▸ TASK PROMPT
Set each entry down verbatim, omitting images.

——————

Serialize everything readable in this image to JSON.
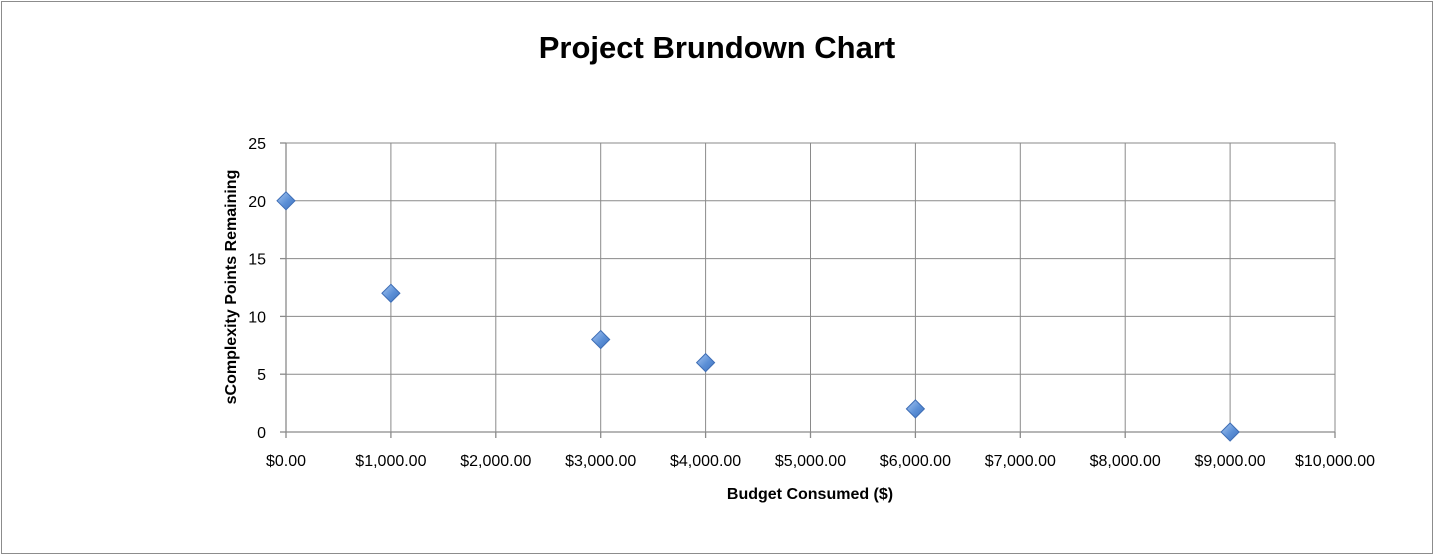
{
  "chart_data": {
    "type": "scatter",
    "title": "Project Brundown Chart",
    "xlabel": "Budget Consumed ($)",
    "ylabel": "sComplexity Points Remaining",
    "xlim": [
      0,
      10000
    ],
    "ylim": [
      0,
      25
    ],
    "x_ticks": [
      0,
      1000,
      2000,
      3000,
      4000,
      5000,
      6000,
      7000,
      8000,
      9000,
      10000
    ],
    "x_tick_labels": [
      "$0.00",
      "$1,000.00",
      "$2,000.00",
      "$3,000.00",
      "$4,000.00",
      "$5,000.00",
      "$6,000.00",
      "$7,000.00",
      "$8,000.00",
      "$9,000.00",
      "$10,000.00"
    ],
    "y_ticks": [
      0,
      5,
      10,
      15,
      20,
      25
    ],
    "y_tick_labels": [
      "0",
      "5",
      "10",
      "15",
      "20",
      "25"
    ],
    "grid": true,
    "legend": "none",
    "marker": "diamond",
    "marker_color": "#5b8fd6",
    "points": [
      {
        "x": 0,
        "y": 20
      },
      {
        "x": 1000,
        "y": 12
      },
      {
        "x": 3000,
        "y": 8
      },
      {
        "x": 4000,
        "y": 6
      },
      {
        "x": 6000,
        "y": 2
      },
      {
        "x": 9000,
        "y": 0
      }
    ]
  }
}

——————

▸ ANSWER TO THIS EXERCISE
Serialize everything readable in this image to JSON.
{
  "chart_data": {
    "type": "scatter",
    "title": "Project Brundown Chart",
    "xlabel": "Budget Consumed ($)",
    "ylabel": "sComplexity Points Remaining",
    "xlim": [
      0,
      10000
    ],
    "ylim": [
      0,
      25
    ],
    "x_ticks": [
      0,
      1000,
      2000,
      3000,
      4000,
      5000,
      6000,
      7000,
      8000,
      9000,
      10000
    ],
    "x_tick_labels": [
      "$0.00",
      "$1,000.00",
      "$2,000.00",
      "$3,000.00",
      "$4,000.00",
      "$5,000.00",
      "$6,000.00",
      "$7,000.00",
      "$8,000.00",
      "$9,000.00",
      "$10,000.00"
    ],
    "y_ticks": [
      0,
      5,
      10,
      15,
      20,
      25
    ],
    "y_tick_labels": [
      "0",
      "5",
      "10",
      "15",
      "20",
      "25"
    ],
    "grid": true,
    "legend": "none",
    "marker": "diamond",
    "marker_color": "#5b8fd6",
    "points": [
      {
        "x": 0,
        "y": 20
      },
      {
        "x": 1000,
        "y": 12
      },
      {
        "x": 3000,
        "y": 8
      },
      {
        "x": 4000,
        "y": 6
      },
      {
        "x": 6000,
        "y": 2
      },
      {
        "x": 9000,
        "y": 0
      }
    ]
  }
}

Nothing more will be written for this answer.